* _WHAT IS BEING ASKED_
Exclude the pictures and retype the entries as written.

START RECORDS PROVIDED

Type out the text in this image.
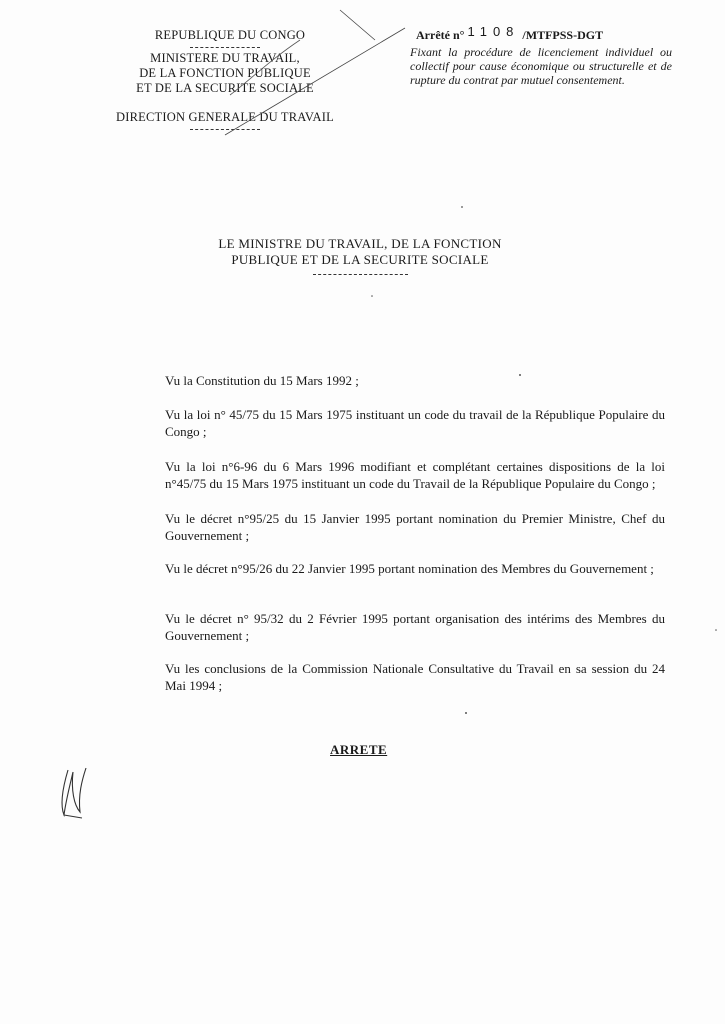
REPUBLIQUE DU CONGO
MINISTERE DU TRAVAIL,
DE LA FONCTION PUBLIQUE
ET DE LA SECURITE SOCIALE
DIRECTION GENERALE DU TRAVAIL
Arrêté n° 1108 /MTFPSS-DGT
Fixant la procédure de licenciement individuel ou collectif pour cause économique ou structurelle et de rupture du contrat par mutuel consentement.
LE MINISTRE DU TRAVAIL, DE LA FONCTION
PUBLIQUE ET DE LA SECURITE SOCIALE
Vu la Constitution du 15 Mars 1992 ;
Vu la loi n° 45/75 du 15 Mars 1975 instituant un code du travail de la République Populaire du Congo ;
Vu la loi n°6-96 du 6 Mars 1996 modifiant et complétant certaines dispositions de la loi n°45/75 du 15 Mars 1975 instituant un code du Travail de la République Populaire du Congo ;
Vu le décret n°95/25 du 15 Janvier 1995 portant nomination du Premier Ministre, Chef du Gouvernement ;
Vu le décret n°95/26 du 22 Janvier 1995 portant nomination des Membres du Gouvernement ;
Vu le décret n° 95/32 du 2 Février 1995 portant organisation des intérims des Membres du Gouvernement ;
Vu les conclusions de la Commission Nationale Consultative du Travail en sa session du 24 Mai 1994 ;
ARRETE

END RECORDS PROVIDED

* _EXERCISE SOLUTION_
Type out the text in this image.
REPUBLIQUE DU CONGO
MINISTERE DU TRAVAIL,
DE LA FONCTION PUBLIQUE
ET DE LA SECURITE SOCIALE
DIRECTION GENERALE DU TRAVAIL
Arrêté n° 1108 /MTFPSS-DGT
Fixant la procédure de licenciement individuel ou collectif pour cause économique ou structurelle et de rupture du contrat par mutuel consentement.
LE MINISTRE DU TRAVAIL, DE LA FONCTION
PUBLIQUE ET DE LA SECURITE SOCIALE
Vu la Constitution du 15 Mars 1992 ;
Vu la loi n° 45/75 du 15 Mars 1975 instituant un code du travail de la République Populaire du Congo ;
Vu la loi n°6-96 du 6 Mars 1996 modifiant et complétant certaines dispositions de la loi n°45/75 du 15 Mars 1975 instituant un code du Travail de la République Populaire du Congo ;
Vu le décret n°95/25 du 15 Janvier 1995 portant nomination du Premier Ministre, Chef du Gouvernement ;
Vu le décret n°95/26 du 22 Janvier 1995 portant nomination des Membres du Gouvernement ;
Vu le décret n° 95/32 du 2 Février 1995 portant organisation des intérims des Membres du Gouvernement ;
Vu les conclusions de la Commission Nationale Consultative du Travail en sa session du 24 Mai 1994 ;
ARRETE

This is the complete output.